**TASK TO CARRY OUT**:
Search the listing below for the word "triangle" and copy each line that holds it.

—————

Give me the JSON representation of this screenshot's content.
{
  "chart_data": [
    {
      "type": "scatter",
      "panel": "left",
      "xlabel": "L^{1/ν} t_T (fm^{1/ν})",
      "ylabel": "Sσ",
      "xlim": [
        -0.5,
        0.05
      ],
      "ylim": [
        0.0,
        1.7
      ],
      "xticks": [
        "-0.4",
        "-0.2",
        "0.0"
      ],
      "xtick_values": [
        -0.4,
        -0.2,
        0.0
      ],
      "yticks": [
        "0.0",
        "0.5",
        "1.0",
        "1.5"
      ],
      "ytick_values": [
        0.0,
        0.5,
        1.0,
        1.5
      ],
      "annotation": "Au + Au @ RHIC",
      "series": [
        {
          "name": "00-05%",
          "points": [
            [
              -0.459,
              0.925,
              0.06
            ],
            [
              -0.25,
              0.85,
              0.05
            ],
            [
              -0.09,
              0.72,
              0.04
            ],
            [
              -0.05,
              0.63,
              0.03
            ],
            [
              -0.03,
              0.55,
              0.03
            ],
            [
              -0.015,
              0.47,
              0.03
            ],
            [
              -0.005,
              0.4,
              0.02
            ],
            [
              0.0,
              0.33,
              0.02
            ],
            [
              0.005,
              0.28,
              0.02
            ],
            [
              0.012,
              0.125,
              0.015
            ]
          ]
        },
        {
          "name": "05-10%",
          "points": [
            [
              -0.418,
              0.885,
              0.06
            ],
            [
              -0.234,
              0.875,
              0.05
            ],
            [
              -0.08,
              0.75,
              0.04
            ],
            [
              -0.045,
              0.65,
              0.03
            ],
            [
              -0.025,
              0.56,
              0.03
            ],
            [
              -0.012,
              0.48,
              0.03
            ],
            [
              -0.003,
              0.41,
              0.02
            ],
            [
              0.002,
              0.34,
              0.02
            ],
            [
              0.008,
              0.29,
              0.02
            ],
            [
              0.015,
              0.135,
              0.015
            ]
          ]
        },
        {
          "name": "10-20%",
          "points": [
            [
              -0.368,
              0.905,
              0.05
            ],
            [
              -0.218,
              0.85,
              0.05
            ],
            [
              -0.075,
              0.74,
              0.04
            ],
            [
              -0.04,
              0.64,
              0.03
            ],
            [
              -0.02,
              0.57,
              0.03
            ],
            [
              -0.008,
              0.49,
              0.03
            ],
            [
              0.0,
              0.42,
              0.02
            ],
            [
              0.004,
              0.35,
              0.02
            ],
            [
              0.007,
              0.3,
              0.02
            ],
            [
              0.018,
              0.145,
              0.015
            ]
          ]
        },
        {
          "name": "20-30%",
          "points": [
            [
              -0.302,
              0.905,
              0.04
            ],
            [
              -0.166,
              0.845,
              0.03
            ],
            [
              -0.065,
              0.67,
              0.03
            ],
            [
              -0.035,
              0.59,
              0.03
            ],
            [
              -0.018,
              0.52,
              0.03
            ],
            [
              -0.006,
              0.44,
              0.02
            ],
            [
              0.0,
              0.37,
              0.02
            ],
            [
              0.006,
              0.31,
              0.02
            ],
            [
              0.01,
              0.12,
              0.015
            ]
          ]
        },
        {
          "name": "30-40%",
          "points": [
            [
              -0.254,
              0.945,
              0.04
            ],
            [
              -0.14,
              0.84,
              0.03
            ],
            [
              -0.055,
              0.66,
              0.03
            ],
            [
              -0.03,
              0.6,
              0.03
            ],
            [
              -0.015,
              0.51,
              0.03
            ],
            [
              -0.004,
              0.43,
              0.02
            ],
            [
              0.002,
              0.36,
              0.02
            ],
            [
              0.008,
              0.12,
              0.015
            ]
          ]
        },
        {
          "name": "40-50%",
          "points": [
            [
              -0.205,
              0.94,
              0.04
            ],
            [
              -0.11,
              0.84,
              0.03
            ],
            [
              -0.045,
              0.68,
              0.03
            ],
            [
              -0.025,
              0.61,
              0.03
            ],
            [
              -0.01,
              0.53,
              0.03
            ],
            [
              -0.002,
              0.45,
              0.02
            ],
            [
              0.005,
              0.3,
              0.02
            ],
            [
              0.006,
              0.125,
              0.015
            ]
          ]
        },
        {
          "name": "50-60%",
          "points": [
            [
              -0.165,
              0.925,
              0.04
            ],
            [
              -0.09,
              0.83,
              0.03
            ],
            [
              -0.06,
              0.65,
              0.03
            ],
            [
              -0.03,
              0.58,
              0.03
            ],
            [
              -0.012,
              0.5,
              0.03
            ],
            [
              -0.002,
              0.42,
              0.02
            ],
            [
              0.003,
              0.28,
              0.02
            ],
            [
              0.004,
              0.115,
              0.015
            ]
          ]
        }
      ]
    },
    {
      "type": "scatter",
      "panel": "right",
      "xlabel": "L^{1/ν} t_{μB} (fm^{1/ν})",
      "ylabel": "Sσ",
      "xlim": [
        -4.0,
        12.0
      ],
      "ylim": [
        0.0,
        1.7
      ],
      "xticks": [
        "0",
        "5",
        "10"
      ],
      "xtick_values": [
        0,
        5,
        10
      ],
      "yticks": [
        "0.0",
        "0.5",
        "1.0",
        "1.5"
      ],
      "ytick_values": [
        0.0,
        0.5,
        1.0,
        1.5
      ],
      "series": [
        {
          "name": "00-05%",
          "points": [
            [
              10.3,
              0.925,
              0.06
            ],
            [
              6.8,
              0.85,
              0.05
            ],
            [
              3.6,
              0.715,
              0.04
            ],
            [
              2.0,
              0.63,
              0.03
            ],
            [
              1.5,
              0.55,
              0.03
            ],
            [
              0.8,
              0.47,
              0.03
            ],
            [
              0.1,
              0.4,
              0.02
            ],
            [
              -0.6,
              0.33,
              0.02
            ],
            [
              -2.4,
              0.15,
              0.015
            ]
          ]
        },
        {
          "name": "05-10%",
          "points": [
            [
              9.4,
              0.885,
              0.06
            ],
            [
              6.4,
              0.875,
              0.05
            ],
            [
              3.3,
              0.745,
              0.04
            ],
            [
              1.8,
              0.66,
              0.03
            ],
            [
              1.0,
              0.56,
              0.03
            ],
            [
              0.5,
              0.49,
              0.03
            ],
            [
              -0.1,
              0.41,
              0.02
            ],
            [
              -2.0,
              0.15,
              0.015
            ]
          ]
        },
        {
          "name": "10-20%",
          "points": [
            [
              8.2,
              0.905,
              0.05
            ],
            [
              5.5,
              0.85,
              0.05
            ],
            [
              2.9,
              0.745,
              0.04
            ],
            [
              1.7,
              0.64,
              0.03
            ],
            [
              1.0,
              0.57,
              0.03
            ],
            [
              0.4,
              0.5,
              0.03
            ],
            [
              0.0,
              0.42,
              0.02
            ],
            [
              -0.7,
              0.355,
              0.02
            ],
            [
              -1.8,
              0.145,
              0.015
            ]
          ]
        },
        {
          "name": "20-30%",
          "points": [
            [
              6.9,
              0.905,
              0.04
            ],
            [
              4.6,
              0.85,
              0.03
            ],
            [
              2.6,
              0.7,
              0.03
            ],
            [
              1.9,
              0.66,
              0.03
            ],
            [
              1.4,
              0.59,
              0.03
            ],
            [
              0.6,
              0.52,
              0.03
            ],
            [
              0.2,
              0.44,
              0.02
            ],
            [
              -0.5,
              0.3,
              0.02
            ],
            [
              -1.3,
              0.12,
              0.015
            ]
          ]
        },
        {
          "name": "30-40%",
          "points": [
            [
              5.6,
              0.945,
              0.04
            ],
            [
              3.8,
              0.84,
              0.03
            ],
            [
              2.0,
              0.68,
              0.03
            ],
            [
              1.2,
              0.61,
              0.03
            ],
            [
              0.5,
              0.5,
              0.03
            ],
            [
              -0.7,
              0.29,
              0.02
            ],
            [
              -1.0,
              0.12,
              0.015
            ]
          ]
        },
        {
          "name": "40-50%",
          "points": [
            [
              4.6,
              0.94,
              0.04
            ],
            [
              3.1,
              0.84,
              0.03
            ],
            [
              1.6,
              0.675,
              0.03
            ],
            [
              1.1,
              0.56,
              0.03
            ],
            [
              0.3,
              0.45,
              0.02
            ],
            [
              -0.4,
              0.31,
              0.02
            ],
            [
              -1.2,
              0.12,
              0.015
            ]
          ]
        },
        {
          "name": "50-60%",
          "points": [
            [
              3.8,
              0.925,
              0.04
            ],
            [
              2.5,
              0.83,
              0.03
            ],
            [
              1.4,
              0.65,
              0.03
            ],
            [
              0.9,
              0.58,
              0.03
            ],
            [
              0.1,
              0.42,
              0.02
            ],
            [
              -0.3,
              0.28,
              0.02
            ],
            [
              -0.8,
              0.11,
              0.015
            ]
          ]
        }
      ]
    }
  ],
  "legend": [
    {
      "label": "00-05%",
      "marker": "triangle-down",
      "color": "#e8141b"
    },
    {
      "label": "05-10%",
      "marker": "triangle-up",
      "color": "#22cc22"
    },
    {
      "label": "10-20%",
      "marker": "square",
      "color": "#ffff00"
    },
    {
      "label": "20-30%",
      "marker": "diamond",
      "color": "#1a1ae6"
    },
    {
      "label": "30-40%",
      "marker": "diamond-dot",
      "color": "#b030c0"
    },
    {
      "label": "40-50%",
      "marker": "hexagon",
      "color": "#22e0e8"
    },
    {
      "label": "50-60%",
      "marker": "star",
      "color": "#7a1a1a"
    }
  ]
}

—————

**SOLUTION TO THE EXERCISE**:
      "marker": "triangle-down",
      "marker": "triangle-up",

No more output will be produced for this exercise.